- TASK -
Transcribe the listing below word for word.
++++ RECORDS FOR THIS TASK
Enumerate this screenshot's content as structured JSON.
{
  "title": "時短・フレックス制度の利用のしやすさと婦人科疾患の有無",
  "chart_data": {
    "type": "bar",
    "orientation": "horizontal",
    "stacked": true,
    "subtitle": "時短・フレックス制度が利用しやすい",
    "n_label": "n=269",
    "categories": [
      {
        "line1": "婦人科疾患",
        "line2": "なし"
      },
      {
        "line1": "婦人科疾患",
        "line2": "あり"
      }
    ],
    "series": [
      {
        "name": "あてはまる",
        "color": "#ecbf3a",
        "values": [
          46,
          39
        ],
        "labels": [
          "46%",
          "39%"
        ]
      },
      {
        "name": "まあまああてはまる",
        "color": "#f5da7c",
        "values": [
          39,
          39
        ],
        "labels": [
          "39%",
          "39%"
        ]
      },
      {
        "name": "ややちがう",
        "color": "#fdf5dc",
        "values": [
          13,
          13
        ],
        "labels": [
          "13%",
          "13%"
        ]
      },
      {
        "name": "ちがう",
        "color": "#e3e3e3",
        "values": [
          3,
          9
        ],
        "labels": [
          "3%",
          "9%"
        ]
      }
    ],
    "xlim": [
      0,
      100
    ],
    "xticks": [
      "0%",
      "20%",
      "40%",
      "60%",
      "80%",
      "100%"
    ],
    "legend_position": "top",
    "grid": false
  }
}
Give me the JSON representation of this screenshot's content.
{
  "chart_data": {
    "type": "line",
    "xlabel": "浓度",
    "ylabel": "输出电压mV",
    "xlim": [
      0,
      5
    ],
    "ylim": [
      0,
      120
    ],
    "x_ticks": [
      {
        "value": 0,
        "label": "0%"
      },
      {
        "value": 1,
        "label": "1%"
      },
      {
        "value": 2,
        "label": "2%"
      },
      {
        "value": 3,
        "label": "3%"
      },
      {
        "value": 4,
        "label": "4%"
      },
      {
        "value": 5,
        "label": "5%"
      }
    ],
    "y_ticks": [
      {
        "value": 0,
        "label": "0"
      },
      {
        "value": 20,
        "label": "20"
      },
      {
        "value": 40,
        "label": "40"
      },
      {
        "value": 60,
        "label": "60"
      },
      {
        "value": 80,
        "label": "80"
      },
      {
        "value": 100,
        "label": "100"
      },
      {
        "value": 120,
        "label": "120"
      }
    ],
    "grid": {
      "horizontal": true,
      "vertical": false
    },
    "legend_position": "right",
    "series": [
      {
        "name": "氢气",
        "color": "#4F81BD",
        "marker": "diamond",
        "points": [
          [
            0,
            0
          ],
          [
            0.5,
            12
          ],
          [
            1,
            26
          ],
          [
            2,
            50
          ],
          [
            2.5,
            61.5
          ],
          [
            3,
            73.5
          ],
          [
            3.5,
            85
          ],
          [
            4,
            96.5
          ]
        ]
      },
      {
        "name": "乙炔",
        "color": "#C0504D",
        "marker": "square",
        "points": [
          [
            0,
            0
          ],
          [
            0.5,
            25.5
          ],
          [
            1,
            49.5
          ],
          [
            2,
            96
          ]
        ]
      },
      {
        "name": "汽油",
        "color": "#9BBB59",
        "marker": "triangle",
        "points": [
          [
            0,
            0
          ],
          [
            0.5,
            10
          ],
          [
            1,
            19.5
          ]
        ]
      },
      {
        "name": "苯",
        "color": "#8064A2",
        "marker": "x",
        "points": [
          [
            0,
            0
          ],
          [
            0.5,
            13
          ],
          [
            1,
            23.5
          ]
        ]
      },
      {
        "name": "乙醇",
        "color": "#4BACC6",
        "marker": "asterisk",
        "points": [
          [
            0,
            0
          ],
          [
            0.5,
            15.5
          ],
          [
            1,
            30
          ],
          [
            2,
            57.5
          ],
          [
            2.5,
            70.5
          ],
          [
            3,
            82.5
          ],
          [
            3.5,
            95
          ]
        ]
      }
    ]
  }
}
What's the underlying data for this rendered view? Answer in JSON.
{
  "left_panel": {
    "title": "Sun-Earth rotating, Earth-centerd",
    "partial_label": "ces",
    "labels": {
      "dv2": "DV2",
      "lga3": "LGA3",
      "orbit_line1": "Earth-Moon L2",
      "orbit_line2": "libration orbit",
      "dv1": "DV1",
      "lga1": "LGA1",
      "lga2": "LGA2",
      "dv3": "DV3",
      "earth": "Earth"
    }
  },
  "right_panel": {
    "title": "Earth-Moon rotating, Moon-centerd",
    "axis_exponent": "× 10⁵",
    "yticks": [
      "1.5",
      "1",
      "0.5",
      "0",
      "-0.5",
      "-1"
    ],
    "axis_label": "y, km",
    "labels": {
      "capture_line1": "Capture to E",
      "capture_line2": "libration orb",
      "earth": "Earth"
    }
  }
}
++++++++
- COMPLETE OUTPUT -
Enumerate this screenshot's content as structured JSON.
{
  "title": "時短・フレックス制度の利用のしやすさと婦人科疾患の有無",
  "chart_data": {
    "type": "bar",
    "orientation": "horizontal",
    "stacked": true,
    "subtitle": "時短・フレックス制度が利用しやすい",
    "n_label": "n=269",
    "categories": [
      {
        "line1": "婦人科疾患",
        "line2": "なし"
      },
      {
        "line1": "婦人科疾患",
        "line2": "あり"
      }
    ],
    "series": [
      {
        "name": "あてはまる",
        "color": "#ecbf3a",
        "values": [
          46,
          39
        ],
        "labels": [
          "46%",
          "39%"
        ]
      },
      {
        "name": "まあまああてはまる",
        "color": "#f5da7c",
        "values": [
          39,
          39
        ],
        "labels": [
          "39%",
          "39%"
        ]
      },
      {
        "name": "ややちがう",
        "color": "#fdf5dc",
        "values": [
          13,
          13
        ],
        "labels": [
          "13%",
          "13%"
        ]
      },
      {
        "name": "ちがう",
        "color": "#e3e3e3",
        "values": [
          3,
          9
        ],
        "labels": [
          "3%",
          "9%"
        ]
      }
    ],
    "xlim": [
      0,
      100
    ],
    "xticks": [
      "0%",
      "20%",
      "40%",
      "60%",
      "80%",
      "100%"
    ],
    "legend_position": "top",
    "grid": false
  }
}
Give me the JSON representation of this screenshot's content.
{
  "chart_data": {
    "type": "line",
    "xlabel": "浓度",
    "ylabel": "输出电压mV",
    "xlim": [
      0,
      5
    ],
    "ylim": [
      0,
      120
    ],
    "x_ticks": [
      {
        "value": 0,
        "label": "0%"
      },
      {
        "value": 1,
        "label": "1%"
      },
      {
        "value": 2,
        "label": "2%"
      },
      {
        "value": 3,
        "label": "3%"
      },
      {
        "value": 4,
        "label": "4%"
      },
      {
        "value": 5,
        "label": "5%"
      }
    ],
    "y_ticks": [
      {
        "value": 0,
        "label": "0"
      },
      {
        "value": 20,
        "label": "20"
      },
      {
        "value": 40,
        "label": "40"
      },
      {
        "value": 60,
        "label": "60"
      },
      {
        "value": 80,
        "label": "80"
      },
      {
        "value": 100,
        "label": "100"
      },
      {
        "value": 120,
        "label": "120"
      }
    ],
    "grid": {
      "horizontal": true,
      "vertical": false
    },
    "legend_position": "right",
    "series": [
      {
        "name": "氢气",
        "color": "#4F81BD",
        "marker": "diamond",
        "points": [
          [
            0,
            0
          ],
          [
            0.5,
            12
          ],
          [
            1,
            26
          ],
          [
            2,
            50
          ],
          [
            2.5,
            61.5
          ],
          [
            3,
            73.5
          ],
          [
            3.5,
            85
          ],
          [
            4,
            96.5
          ]
        ]
      },
      {
        "name": "乙炔",
        "color": "#C0504D",
        "marker": "square",
        "points": [
          [
            0,
            0
          ],
          [
            0.5,
            25.5
          ],
          [
            1,
            49.5
          ],
          [
            2,
            96
          ]
        ]
      },
      {
        "name": "汽油",
        "color": "#9BBB59",
        "marker": "triangle",
        "points": [
          [
            0,
            0
          ],
          [
            0.5,
            10
          ],
          [
            1,
            19.5
          ]
        ]
      },
      {
        "name": "苯",
        "color": "#8064A2",
        "marker": "x",
        "points": [
          [
            0,
            0
          ],
          [
            0.5,
            13
          ],
          [
            1,
            23.5
          ]
        ]
      },
      {
        "name": "乙醇",
        "color": "#4BACC6",
        "marker": "asterisk",
        "points": [
          [
            0,
            0
          ],
          [
            0.5,
            15.5
          ],
          [
            1,
            30
          ],
          [
            2,
            57.5
          ],
          [
            2.5,
            70.5
          ],
          [
            3,
            82.5
          ],
          [
            3.5,
            95
          ]
        ]
      }
    ]
  }
}
What's the underlying data for this rendered view? Answer in JSON.
{
  "left_panel": {
    "title": "Sun-Earth rotating, Earth-centerd",
    "partial_label": "ces",
    "labels": {
      "dv2": "DV2",
      "lga3": "LGA3",
      "orbit_line1": "Earth-Moon L2",
      "orbit_line2": "libration orbit",
      "dv1": "DV1",
      "lga1": "LGA1",
      "lga2": "LGA2",
      "dv3": "DV3",
      "earth": "Earth"
    }
  },
  "right_panel": {
    "title": "Earth-Moon rotating, Moon-centerd",
    "axis_exponent": "× 10⁵",
    "yticks": [
      "1.5",
      "1",
      "0.5",
      "0",
      "-0.5",
      "-1"
    ],
    "axis_label": "y, km",
    "labels": {
      "capture_line1": "Capture to E",
      "capture_line2": "libration orb",
      "earth": "Earth"
    }
  }
}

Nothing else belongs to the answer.